[Collected data entries]
:::::

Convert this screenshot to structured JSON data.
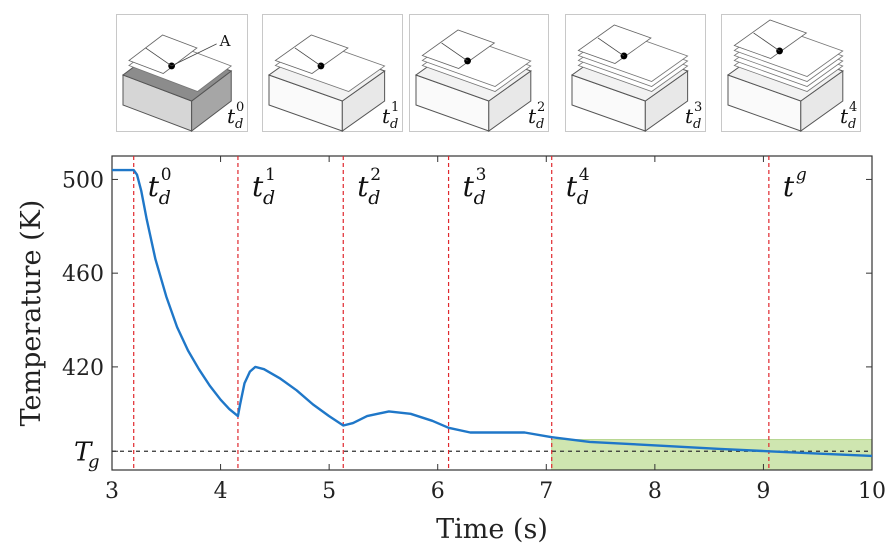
{
  "thumbnails": [
    {
      "label": "t",
      "sub": "d",
      "sup": "0",
      "layers": 1,
      "marker": "A",
      "shaded": true
    },
    {
      "label": "t",
      "sub": "d",
      "sup": "1",
      "layers": 1,
      "marker": "",
      "shaded": false
    },
    {
      "label": "t",
      "sub": "d",
      "sup": "2",
      "layers": 2,
      "marker": "",
      "shaded": false
    },
    {
      "label": "t",
      "sub": "d",
      "sup": "3",
      "layers": 3,
      "marker": "",
      "shaded": false
    },
    {
      "label": "t",
      "sub": "d",
      "sup": "4",
      "layers": 4,
      "marker": "",
      "shaded": false
    }
  ],
  "chart_data": {
    "type": "line",
    "title": "",
    "xlabel": "Time (s)",
    "ylabel": "Temperature (K)",
    "xlim": [
      3,
      10
    ],
    "ylim": [
      376,
      510
    ],
    "xticks": [
      3,
      4,
      5,
      6,
      7,
      8,
      9,
      10
    ],
    "yticks": [
      {
        "value": 500,
        "label": "500"
      },
      {
        "value": 460,
        "label": "460"
      },
      {
        "value": 420,
        "label": "420"
      }
    ],
    "tg": {
      "value": 384,
      "label": "T",
      "sub": "g"
    },
    "grid": false,
    "line_color": "#1f77c8",
    "vline_color": "#e0282e",
    "highlight_color": "#cfe6b0",
    "highlight": {
      "x0": 7.05,
      "x1": 10,
      "y0": 376,
      "y1": 389
    },
    "vlines": [
      {
        "x": 3.2,
        "base": "t",
        "sub": "d",
        "sup": "0"
      },
      {
        "x": 4.16,
        "base": "t",
        "sub": "d",
        "sup": "1"
      },
      {
        "x": 5.13,
        "base": "t",
        "sub": "d",
        "sup": "2"
      },
      {
        "x": 6.1,
        "base": "t",
        "sub": "d",
        "sup": "3"
      },
      {
        "x": 7.05,
        "base": "t",
        "sub": "d",
        "sup": "4"
      },
      {
        "x": 9.05,
        "base": "t",
        "sub": "",
        "sup": "g"
      }
    ],
    "series": [
      {
        "values": [
          [
            3.0,
            504
          ],
          [
            3.2,
            504
          ],
          [
            3.23,
            502
          ],
          [
            3.27,
            495
          ],
          [
            3.32,
            483
          ],
          [
            3.4,
            466
          ],
          [
            3.5,
            450
          ],
          [
            3.6,
            437
          ],
          [
            3.7,
            427
          ],
          [
            3.8,
            419
          ],
          [
            3.9,
            412
          ],
          [
            4.0,
            406
          ],
          [
            4.08,
            402
          ],
          [
            4.16,
            399
          ],
          [
            4.18,
            404
          ],
          [
            4.22,
            413
          ],
          [
            4.27,
            418
          ],
          [
            4.32,
            420
          ],
          [
            4.4,
            419
          ],
          [
            4.55,
            415
          ],
          [
            4.7,
            410
          ],
          [
            4.85,
            404
          ],
          [
            5.0,
            399
          ],
          [
            5.13,
            395
          ],
          [
            5.22,
            396
          ],
          [
            5.35,
            399
          ],
          [
            5.55,
            401
          ],
          [
            5.75,
            400
          ],
          [
            5.95,
            397
          ],
          [
            6.1,
            394
          ],
          [
            6.3,
            392
          ],
          [
            6.55,
            392
          ],
          [
            6.8,
            392
          ],
          [
            7.05,
            390
          ],
          [
            7.4,
            388
          ],
          [
            7.8,
            387
          ],
          [
            8.2,
            386
          ],
          [
            8.6,
            385
          ],
          [
            9.05,
            384
          ],
          [
            9.5,
            383
          ],
          [
            10.0,
            382
          ]
        ]
      }
    ]
  }
}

:::::

[What you need to do]
Return each line from the material above exactly, but not the pictures.

[Correct response]
Convert this screenshot to structured JSON data.
{
  "thumbnails": [
    {
      "label": "t",
      "sub": "d",
      "sup": "0",
      "layers": 1,
      "marker": "A",
      "shaded": true
    },
    {
      "label": "t",
      "sub": "d",
      "sup": "1",
      "layers": 1,
      "marker": "",
      "shaded": false
    },
    {
      "label": "t",
      "sub": "d",
      "sup": "2",
      "layers": 2,
      "marker": "",
      "shaded": false
    },
    {
      "label": "t",
      "sub": "d",
      "sup": "3",
      "layers": 3,
      "marker": "",
      "shaded": false
    },
    {
      "label": "t",
      "sub": "d",
      "sup": "4",
      "layers": 4,
      "marker": "",
      "shaded": false
    }
  ],
  "chart_data": {
    "type": "line",
    "title": "",
    "xlabel": "Time (s)",
    "ylabel": "Temperature (K)",
    "xlim": [
      3,
      10
    ],
    "ylim": [
      376,
      510
    ],
    "xticks": [
      3,
      4,
      5,
      6,
      7,
      8,
      9,
      10
    ],
    "yticks": [
      {
        "value": 500,
        "label": "500"
      },
      {
        "value": 460,
        "label": "460"
      },
      {
        "value": 420,
        "label": "420"
      }
    ],
    "tg": {
      "value": 384,
      "label": "T",
      "sub": "g"
    },
    "grid": false,
    "line_color": "#1f77c8",
    "vline_color": "#e0282e",
    "highlight_color": "#cfe6b0",
    "highlight": {
      "x0": 7.05,
      "x1": 10,
      "y0": 376,
      "y1": 389
    },
    "vlines": [
      {
        "x": 3.2,
        "base": "t",
        "sub": "d",
        "sup": "0"
      },
      {
        "x": 4.16,
        "base": "t",
        "sub": "d",
        "sup": "1"
      },
      {
        "x": 5.13,
        "base": "t",
        "sub": "d",
        "sup": "2"
      },
      {
        "x": 6.1,
        "base": "t",
        "sub": "d",
        "sup": "3"
      },
      {
        "x": 7.05,
        "base": "t",
        "sub": "d",
        "sup": "4"
      },
      {
        "x": 9.05,
        "base": "t",
        "sub": "",
        "sup": "g"
      }
    ],
    "series": [
      {
        "values": [
          [
            3.0,
            504
          ],
          [
            3.2,
            504
          ],
          [
            3.23,
            502
          ],
          [
            3.27,
            495
          ],
          [
            3.32,
            483
          ],
          [
            3.4,
            466
          ],
          [
            3.5,
            450
          ],
          [
            3.6,
            437
          ],
          [
            3.7,
            427
          ],
          [
            3.8,
            419
          ],
          [
            3.9,
            412
          ],
          [
            4.0,
            406
          ],
          [
            4.08,
            402
          ],
          [
            4.16,
            399
          ],
          [
            4.18,
            404
          ],
          [
            4.22,
            413
          ],
          [
            4.27,
            418
          ],
          [
            4.32,
            420
          ],
          [
            4.4,
            419
          ],
          [
            4.55,
            415
          ],
          [
            4.7,
            410
          ],
          [
            4.85,
            404
          ],
          [
            5.0,
            399
          ],
          [
            5.13,
            395
          ],
          [
            5.22,
            396
          ],
          [
            5.35,
            399
          ],
          [
            5.55,
            401
          ],
          [
            5.75,
            400
          ],
          [
            5.95,
            397
          ],
          [
            6.1,
            394
          ],
          [
            6.3,
            392
          ],
          [
            6.55,
            392
          ],
          [
            6.8,
            392
          ],
          [
            7.05,
            390
          ],
          [
            7.4,
            388
          ],
          [
            7.8,
            387
          ],
          [
            8.2,
            386
          ],
          [
            8.6,
            385
          ],
          [
            9.05,
            384
          ],
          [
            9.5,
            383
          ],
          [
            10.0,
            382
          ]
        ]
      }
    ]
  }
}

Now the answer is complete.